• Problem statement: Check each line of the material below for "name", then copy the ones that contain it.

Dataset entries:
━━━━━━━━━━━━━━━━

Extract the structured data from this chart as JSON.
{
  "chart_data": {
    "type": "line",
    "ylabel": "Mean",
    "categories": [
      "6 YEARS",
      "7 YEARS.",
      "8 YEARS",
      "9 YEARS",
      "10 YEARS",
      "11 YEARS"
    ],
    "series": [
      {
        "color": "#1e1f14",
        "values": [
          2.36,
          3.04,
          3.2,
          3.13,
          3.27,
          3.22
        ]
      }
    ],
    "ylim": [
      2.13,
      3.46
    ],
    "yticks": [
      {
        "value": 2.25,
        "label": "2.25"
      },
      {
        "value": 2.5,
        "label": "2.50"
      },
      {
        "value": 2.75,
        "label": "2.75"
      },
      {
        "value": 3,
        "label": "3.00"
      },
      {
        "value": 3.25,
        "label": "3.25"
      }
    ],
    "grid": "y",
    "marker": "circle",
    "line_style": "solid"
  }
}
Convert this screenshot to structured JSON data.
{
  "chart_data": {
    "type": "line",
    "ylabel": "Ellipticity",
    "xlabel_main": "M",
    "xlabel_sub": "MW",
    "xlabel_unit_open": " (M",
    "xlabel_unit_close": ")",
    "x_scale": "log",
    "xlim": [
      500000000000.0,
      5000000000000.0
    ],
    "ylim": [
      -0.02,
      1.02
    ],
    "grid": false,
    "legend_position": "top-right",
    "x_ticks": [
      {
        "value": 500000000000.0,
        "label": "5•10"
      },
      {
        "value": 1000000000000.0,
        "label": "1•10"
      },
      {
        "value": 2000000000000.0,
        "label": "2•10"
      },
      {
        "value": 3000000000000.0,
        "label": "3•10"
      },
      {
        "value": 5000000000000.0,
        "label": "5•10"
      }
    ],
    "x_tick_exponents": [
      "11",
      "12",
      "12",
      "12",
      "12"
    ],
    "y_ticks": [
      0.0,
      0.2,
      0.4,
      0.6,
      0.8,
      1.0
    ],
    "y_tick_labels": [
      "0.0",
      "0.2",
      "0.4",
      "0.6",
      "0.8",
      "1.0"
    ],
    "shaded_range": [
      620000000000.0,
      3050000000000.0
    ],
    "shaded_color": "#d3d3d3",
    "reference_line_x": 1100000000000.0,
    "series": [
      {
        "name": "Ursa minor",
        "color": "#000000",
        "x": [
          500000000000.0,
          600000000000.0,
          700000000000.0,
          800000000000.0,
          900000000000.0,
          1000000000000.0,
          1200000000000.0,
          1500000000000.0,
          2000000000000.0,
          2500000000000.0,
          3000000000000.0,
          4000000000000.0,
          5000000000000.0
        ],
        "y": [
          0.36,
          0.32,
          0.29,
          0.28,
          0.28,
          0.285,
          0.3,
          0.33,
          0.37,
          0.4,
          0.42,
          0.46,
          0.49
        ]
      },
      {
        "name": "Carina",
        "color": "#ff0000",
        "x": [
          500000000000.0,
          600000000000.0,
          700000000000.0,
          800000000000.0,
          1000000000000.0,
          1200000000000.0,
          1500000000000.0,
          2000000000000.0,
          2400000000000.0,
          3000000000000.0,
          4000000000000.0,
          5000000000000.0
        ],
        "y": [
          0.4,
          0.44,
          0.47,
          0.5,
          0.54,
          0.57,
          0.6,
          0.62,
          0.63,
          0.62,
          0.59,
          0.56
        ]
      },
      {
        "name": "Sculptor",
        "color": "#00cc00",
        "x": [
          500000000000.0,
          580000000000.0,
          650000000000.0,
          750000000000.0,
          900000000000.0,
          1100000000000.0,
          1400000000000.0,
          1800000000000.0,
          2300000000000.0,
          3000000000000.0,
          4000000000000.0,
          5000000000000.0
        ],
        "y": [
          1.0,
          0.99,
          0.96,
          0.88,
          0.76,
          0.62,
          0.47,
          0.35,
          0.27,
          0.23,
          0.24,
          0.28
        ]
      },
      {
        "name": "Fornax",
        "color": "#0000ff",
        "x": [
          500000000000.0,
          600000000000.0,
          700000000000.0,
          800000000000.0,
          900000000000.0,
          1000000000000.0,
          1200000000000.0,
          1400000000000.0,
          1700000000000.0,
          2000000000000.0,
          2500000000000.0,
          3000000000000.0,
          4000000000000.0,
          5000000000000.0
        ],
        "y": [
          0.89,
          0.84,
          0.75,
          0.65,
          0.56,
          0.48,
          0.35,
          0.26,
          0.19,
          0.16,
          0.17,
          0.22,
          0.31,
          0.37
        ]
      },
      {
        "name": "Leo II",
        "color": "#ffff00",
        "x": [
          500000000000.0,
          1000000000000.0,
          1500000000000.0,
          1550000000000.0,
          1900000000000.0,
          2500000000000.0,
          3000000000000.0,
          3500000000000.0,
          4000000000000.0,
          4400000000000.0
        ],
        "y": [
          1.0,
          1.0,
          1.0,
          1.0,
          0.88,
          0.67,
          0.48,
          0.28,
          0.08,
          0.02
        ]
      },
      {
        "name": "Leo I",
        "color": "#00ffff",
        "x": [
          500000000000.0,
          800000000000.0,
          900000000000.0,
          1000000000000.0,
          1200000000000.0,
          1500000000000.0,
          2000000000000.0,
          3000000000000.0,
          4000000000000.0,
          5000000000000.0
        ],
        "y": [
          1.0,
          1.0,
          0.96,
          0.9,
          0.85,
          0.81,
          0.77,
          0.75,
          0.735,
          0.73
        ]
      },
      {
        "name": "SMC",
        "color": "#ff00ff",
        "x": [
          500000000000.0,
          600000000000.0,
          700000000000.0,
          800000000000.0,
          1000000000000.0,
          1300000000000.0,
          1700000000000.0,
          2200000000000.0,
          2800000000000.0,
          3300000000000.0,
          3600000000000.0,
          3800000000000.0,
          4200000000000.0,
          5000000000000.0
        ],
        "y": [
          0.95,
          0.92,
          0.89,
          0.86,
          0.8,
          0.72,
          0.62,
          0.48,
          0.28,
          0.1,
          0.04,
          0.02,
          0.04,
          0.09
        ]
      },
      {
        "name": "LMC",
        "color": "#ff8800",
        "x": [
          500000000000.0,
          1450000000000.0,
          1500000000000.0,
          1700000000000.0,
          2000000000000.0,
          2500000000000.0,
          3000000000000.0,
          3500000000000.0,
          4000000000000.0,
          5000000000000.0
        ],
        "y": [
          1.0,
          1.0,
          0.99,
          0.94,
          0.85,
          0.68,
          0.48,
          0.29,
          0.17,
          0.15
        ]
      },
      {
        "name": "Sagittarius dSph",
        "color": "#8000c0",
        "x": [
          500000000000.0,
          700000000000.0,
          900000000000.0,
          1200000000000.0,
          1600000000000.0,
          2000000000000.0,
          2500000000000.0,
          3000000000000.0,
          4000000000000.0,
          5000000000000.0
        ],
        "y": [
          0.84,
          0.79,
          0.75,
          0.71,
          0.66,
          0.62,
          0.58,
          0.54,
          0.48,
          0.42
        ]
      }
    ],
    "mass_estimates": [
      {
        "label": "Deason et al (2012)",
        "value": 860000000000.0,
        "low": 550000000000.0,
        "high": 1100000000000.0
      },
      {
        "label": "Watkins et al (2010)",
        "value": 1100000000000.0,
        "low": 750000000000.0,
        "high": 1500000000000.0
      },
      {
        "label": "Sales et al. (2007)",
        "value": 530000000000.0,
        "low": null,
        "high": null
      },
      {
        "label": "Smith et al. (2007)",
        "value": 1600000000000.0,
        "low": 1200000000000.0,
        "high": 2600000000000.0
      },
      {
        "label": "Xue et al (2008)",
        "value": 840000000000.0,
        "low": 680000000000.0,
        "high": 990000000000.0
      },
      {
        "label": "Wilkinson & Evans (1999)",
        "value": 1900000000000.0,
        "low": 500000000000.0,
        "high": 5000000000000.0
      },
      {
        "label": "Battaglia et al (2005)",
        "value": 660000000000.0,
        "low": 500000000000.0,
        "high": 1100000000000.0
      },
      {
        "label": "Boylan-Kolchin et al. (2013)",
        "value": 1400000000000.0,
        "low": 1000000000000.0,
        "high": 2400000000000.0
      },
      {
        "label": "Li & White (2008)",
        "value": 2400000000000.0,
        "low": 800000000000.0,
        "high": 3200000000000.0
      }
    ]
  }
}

━━━━━━━━━━━━━━━━

• Complete output:
        "name": "Ursa minor",
        "name": "Carina",
        "name": "Sculptor",
        "name": "Fornax",
        "name": "Leo II",
        "name": "Leo I",
        "name": "SMC",
        "name": "LMC",
        "name": "Sagittarius dSph",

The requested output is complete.